"""

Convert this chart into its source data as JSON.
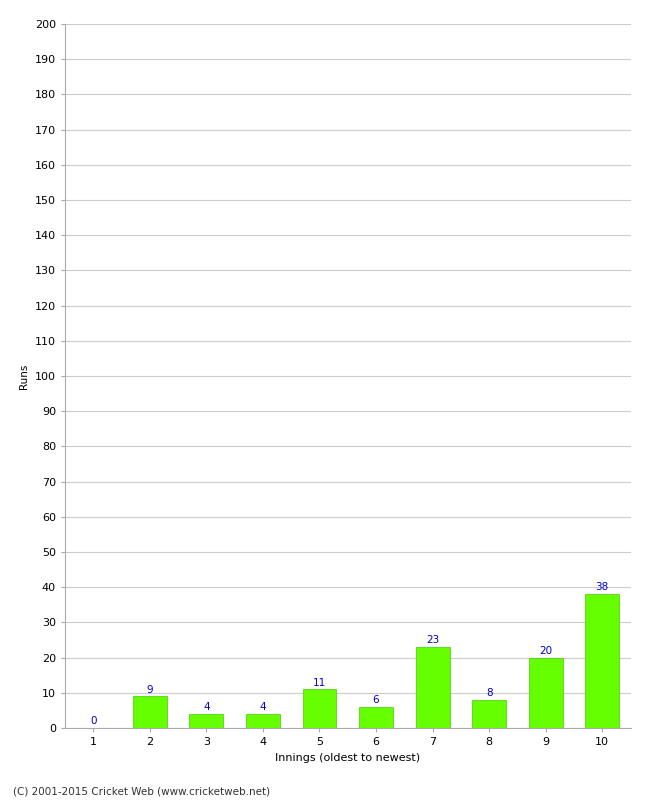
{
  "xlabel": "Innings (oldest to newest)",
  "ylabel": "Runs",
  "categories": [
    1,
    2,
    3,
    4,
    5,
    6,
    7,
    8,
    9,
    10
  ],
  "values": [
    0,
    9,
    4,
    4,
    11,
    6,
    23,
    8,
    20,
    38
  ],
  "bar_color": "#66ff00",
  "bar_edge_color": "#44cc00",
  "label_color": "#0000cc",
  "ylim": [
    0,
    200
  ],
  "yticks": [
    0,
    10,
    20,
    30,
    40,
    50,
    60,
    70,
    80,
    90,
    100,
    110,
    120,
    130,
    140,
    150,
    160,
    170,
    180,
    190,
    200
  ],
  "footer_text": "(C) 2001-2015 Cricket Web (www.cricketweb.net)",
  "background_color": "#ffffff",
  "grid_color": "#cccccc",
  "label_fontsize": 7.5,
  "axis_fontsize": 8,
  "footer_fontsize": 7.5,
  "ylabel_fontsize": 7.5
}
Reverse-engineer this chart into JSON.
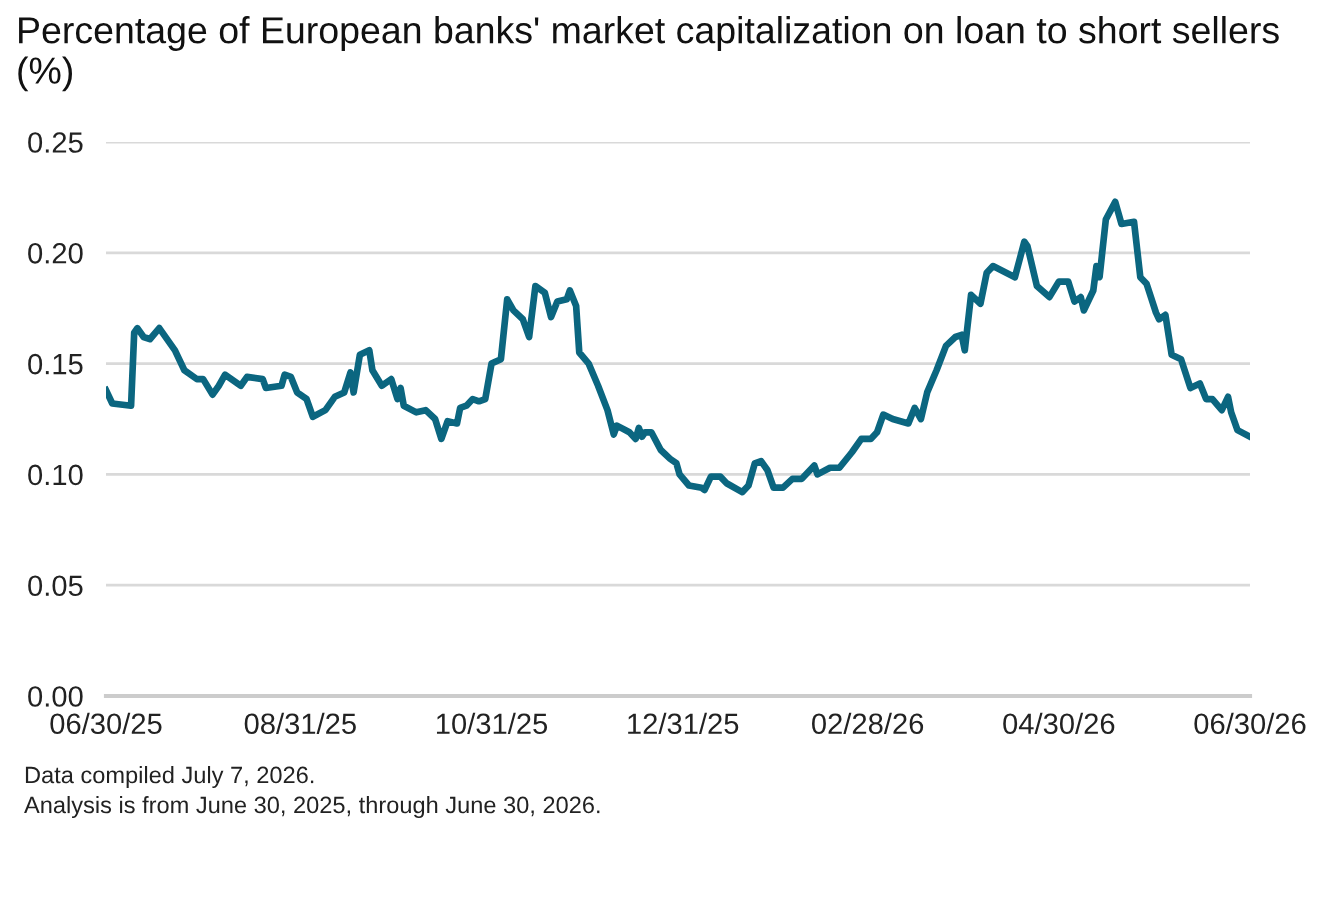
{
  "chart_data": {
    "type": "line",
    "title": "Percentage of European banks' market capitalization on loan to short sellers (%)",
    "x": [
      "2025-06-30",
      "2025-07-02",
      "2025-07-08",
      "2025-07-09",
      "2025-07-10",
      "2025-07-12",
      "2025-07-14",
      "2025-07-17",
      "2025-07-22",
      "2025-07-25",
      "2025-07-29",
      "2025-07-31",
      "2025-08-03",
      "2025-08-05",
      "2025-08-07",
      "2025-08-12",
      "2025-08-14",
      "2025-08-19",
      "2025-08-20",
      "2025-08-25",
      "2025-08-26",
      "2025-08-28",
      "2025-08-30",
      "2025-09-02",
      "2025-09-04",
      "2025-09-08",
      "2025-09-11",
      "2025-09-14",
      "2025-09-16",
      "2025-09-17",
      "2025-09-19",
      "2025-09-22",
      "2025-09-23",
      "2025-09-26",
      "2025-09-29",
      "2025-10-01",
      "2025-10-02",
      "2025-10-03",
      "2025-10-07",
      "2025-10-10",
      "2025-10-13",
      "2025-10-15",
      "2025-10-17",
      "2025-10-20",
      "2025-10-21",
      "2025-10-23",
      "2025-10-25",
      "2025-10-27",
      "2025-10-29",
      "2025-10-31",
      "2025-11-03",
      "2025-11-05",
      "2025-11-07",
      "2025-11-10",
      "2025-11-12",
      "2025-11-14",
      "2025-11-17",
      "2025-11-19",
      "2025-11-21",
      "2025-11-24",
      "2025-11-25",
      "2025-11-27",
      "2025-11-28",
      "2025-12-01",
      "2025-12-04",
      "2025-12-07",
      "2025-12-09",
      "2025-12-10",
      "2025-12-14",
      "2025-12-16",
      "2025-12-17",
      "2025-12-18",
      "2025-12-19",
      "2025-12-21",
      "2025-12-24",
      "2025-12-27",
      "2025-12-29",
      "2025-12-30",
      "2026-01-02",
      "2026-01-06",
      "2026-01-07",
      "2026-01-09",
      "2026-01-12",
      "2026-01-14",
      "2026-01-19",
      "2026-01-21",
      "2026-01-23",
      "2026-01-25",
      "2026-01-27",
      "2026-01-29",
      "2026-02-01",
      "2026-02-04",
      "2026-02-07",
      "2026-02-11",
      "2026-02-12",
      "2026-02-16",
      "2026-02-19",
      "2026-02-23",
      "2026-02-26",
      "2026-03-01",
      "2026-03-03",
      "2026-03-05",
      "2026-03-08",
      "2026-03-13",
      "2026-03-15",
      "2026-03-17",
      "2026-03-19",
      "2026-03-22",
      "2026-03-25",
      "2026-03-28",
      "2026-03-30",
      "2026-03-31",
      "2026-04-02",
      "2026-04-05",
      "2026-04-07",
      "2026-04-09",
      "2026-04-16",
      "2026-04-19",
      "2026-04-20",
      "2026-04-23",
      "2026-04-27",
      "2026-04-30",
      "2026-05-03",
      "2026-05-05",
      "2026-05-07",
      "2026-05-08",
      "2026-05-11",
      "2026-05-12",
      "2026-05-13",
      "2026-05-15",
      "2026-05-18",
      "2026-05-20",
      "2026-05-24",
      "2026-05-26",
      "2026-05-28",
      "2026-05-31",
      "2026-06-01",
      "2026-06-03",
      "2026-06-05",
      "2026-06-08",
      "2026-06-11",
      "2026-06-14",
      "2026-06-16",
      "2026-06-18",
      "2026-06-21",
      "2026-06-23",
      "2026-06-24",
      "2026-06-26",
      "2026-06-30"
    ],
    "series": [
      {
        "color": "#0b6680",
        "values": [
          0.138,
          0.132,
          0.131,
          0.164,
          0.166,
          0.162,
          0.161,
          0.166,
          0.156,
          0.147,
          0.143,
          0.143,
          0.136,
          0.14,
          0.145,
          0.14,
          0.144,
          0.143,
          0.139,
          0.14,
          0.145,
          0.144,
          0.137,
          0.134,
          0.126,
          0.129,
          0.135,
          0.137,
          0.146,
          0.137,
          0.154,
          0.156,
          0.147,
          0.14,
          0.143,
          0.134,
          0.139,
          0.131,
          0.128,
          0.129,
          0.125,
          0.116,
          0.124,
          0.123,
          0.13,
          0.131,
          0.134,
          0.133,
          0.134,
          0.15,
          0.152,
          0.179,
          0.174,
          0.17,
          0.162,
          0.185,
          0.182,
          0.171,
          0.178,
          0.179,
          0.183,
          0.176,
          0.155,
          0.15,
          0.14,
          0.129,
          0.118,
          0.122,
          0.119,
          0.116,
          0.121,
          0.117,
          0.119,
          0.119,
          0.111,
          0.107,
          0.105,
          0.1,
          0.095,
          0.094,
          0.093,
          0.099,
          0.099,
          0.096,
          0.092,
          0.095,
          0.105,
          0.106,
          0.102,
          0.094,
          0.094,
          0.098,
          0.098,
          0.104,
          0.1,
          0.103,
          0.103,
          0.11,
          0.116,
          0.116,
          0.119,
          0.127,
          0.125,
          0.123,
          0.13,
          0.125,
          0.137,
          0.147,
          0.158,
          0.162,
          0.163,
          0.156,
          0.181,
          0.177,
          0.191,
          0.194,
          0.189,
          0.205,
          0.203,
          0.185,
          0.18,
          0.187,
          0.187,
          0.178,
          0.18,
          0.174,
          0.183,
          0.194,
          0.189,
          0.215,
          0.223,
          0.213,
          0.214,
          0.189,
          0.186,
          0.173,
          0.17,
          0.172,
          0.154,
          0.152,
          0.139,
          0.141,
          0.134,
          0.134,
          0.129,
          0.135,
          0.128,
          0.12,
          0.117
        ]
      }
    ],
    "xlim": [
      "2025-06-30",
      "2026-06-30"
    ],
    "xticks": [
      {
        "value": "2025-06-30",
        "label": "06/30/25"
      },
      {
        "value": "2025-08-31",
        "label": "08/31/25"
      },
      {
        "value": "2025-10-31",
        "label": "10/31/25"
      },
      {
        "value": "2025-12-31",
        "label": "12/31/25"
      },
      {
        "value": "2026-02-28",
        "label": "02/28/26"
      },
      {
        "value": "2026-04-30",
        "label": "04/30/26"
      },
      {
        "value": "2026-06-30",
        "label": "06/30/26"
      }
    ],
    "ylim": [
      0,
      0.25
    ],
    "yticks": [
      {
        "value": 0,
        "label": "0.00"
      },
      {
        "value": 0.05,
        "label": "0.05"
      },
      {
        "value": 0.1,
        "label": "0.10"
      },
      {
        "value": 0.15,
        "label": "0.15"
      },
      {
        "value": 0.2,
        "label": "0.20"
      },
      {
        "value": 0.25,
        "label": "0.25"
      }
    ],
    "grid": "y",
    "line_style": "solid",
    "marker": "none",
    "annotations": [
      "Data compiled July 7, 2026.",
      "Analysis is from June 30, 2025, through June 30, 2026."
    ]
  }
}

"""

WHAT YOU WILL DO:
Would you return the data exactly as written, without the pictures?

WRITTEN ANSWER:
Convert this chart into its source data as JSON.
{
  "xlabel": "Innings (oldest to newest)",
  "ylabel": "Runs",
  "categories": [
    1,
    2,
    3,
    4,
    5,
    6,
    7,
    8,
    9,
    10
  ],
  "values": [
    0,
    9,
    4,
    4,
    11,
    6,
    23,
    8,
    20,
    38
  ],
  "bar_color": "#66ff00",
  "bar_edge_color": "#44cc00",
  "label_color": "#0000cc",
  "ylim": [
    0,
    200
  ],
  "yticks": [
    0,
    10,
    20,
    30,
    40,
    50,
    60,
    70,
    80,
    90,
    100,
    110,
    120,
    130,
    140,
    150,
    160,
    170,
    180,
    190,
    200
  ],
  "footer_text": "(C) 2001-2015 Cricket Web (www.cricketweb.net)",
  "background_color": "#ffffff",
  "grid_color": "#cccccc",
  "label_fontsize": 7.5,
  "axis_fontsize": 8,
  "footer_fontsize": 7.5,
  "ylabel_fontsize": 7.5
}
Reverse-engineer this chart into JSON.
{
  "chart_data": {
    "type": "line",
    "title": "Percentage of European banks' market capitalization on loan to short sellers (%)",
    "x": [
      "2025-06-30",
      "2025-07-02",
      "2025-07-08",
      "2025-07-09",
      "2025-07-10",
      "2025-07-12",
      "2025-07-14",
      "2025-07-17",
      "2025-07-22",
      "2025-07-25",
      "2025-07-29",
      "2025-07-31",
      "2025-08-03",
      "2025-08-05",
      "2025-08-07",
      "2025-08-12",
      "2025-08-14",
      "2025-08-19",
      "2025-08-20",
      "2025-08-25",
      "2025-08-26",
      "2025-08-28",
      "2025-08-30",
      "2025-09-02",
      "2025-09-04",
      "2025-09-08",
      "2025-09-11",
      "2025-09-14",
      "2025-09-16",
      "2025-09-17",
      "2025-09-19",
      "2025-09-22",
      "2025-09-23",
      "2025-09-26",
      "2025-09-29",
      "2025-10-01",
      "2025-10-02",
      "2025-10-03",
      "2025-10-07",
      "2025-10-10",
      "2025-10-13",
      "2025-10-15",
      "2025-10-17",
      "2025-10-20",
      "2025-10-21",
      "2025-10-23",
      "2025-10-25",
      "2025-10-27",
      "2025-10-29",
      "2025-10-31",
      "2025-11-03",
      "2025-11-05",
      "2025-11-07",
      "2025-11-10",
      "2025-11-12",
      "2025-11-14",
      "2025-11-17",
      "2025-11-19",
      "2025-11-21",
      "2025-11-24",
      "2025-11-25",
      "2025-11-27",
      "2025-11-28",
      "2025-12-01",
      "2025-12-04",
      "2025-12-07",
      "2025-12-09",
      "2025-12-10",
      "2025-12-14",
      "2025-12-16",
      "2025-12-17",
      "2025-12-18",
      "2025-12-19",
      "2025-12-21",
      "2025-12-24",
      "2025-12-27",
      "2025-12-29",
      "2025-12-30",
      "2026-01-02",
      "2026-01-06",
      "2026-01-07",
      "2026-01-09",
      "2026-01-12",
      "2026-01-14",
      "2026-01-19",
      "2026-01-21",
      "2026-01-23",
      "2026-01-25",
      "2026-01-27",
      "2026-01-29",
      "2026-02-01",
      "2026-02-04",
      "2026-02-07",
      "2026-02-11",
      "2026-02-12",
      "2026-02-16",
      "2026-02-19",
      "2026-02-23",
      "2026-02-26",
      "2026-03-01",
      "2026-03-03",
      "2026-03-05",
      "2026-03-08",
      "2026-03-13",
      "2026-03-15",
      "2026-03-17",
      "2026-03-19",
      "2026-03-22",
      "2026-03-25",
      "2026-03-28",
      "2026-03-30",
      "2026-03-31",
      "2026-04-02",
      "2026-04-05",
      "2026-04-07",
      "2026-04-09",
      "2026-04-16",
      "2026-04-19",
      "2026-04-20",
      "2026-04-23",
      "2026-04-27",
      "2026-04-30",
      "2026-05-03",
      "2026-05-05",
      "2026-05-07",
      "2026-05-08",
      "2026-05-11",
      "2026-05-12",
      "2026-05-13",
      "2026-05-15",
      "2026-05-18",
      "2026-05-20",
      "2026-05-24",
      "2026-05-26",
      "2026-05-28",
      "2026-05-31",
      "2026-06-01",
      "2026-06-03",
      "2026-06-05",
      "2026-06-08",
      "2026-06-11",
      "2026-06-14",
      "2026-06-16",
      "2026-06-18",
      "2026-06-21",
      "2026-06-23",
      "2026-06-24",
      "2026-06-26",
      "2026-06-30"
    ],
    "series": [
      {
        "color": "#0b6680",
        "values": [
          0.138,
          0.132,
          0.131,
          0.164,
          0.166,
          0.162,
          0.161,
          0.166,
          0.156,
          0.147,
          0.143,
          0.143,
          0.136,
          0.14,
          0.145,
          0.14,
          0.144,
          0.143,
          0.139,
          0.14,
          0.145,
          0.144,
          0.137,
          0.134,
          0.126,
          0.129,
          0.135,
          0.137,
          0.146,
          0.137,
          0.154,
          0.156,
          0.147,
          0.14,
          0.143,
          0.134,
          0.139,
          0.131,
          0.128,
          0.129,
          0.125,
          0.116,
          0.124,
          0.123,
          0.13,
          0.131,
          0.134,
          0.133,
          0.134,
          0.15,
          0.152,
          0.179,
          0.174,
          0.17,
          0.162,
          0.185,
          0.182,
          0.171,
          0.178,
          0.179,
          0.183,
          0.176,
          0.155,
          0.15,
          0.14,
          0.129,
          0.118,
          0.122,
          0.119,
          0.116,
          0.121,
          0.117,
          0.119,
          0.119,
          0.111,
          0.107,
          0.105,
          0.1,
          0.095,
          0.094,
          0.093,
          0.099,
          0.099,
          0.096,
          0.092,
          0.095,
          0.105,
          0.106,
          0.102,
          0.094,
          0.094,
          0.098,
          0.098,
          0.104,
          0.1,
          0.103,
          0.103,
          0.11,
          0.116,
          0.116,
          0.119,
          0.127,
          0.125,
          0.123,
          0.13,
          0.125,
          0.137,
          0.147,
          0.158,
          0.162,
          0.163,
          0.156,
          0.181,
          0.177,
          0.191,
          0.194,
          0.189,
          0.205,
          0.203,
          0.185,
          0.18,
          0.187,
          0.187,
          0.178,
          0.18,
          0.174,
          0.183,
          0.194,
          0.189,
          0.215,
          0.223,
          0.213,
          0.214,
          0.189,
          0.186,
          0.173,
          0.17,
          0.172,
          0.154,
          0.152,
          0.139,
          0.141,
          0.134,
          0.134,
          0.129,
          0.135,
          0.128,
          0.12,
          0.117
        ]
      }
    ],
    "xlim": [
      "2025-06-30",
      "2026-06-30"
    ],
    "xticks": [
      {
        "value": "2025-06-30",
        "label": "06/30/25"
      },
      {
        "value": "2025-08-31",
        "label": "08/31/25"
      },
      {
        "value": "2025-10-31",
        "label": "10/31/25"
      },
      {
        "value": "2025-12-31",
        "label": "12/31/25"
      },
      {
        "value": "2026-02-28",
        "label": "02/28/26"
      },
      {
        "value": "2026-04-30",
        "label": "04/30/26"
      },
      {
        "value": "2026-06-30",
        "label": "06/30/26"
      }
    ],
    "ylim": [
      0,
      0.25
    ],
    "yticks": [
      {
        "value": 0,
        "label": "0.00"
      },
      {
        "value": 0.05,
        "label": "0.05"
      },
      {
        "value": 0.1,
        "label": "0.10"
      },
      {
        "value": 0.15,
        "label": "0.15"
      },
      {
        "value": 0.2,
        "label": "0.20"
      },
      {
        "value": 0.25,
        "label": "0.25"
      }
    ],
    "grid": "y",
    "line_style": "solid",
    "marker": "none",
    "annotations": [
      "Data compiled July 7, 2026.",
      "Analysis is from June 30, 2025, through June 30, 2026."
    ]
  }
}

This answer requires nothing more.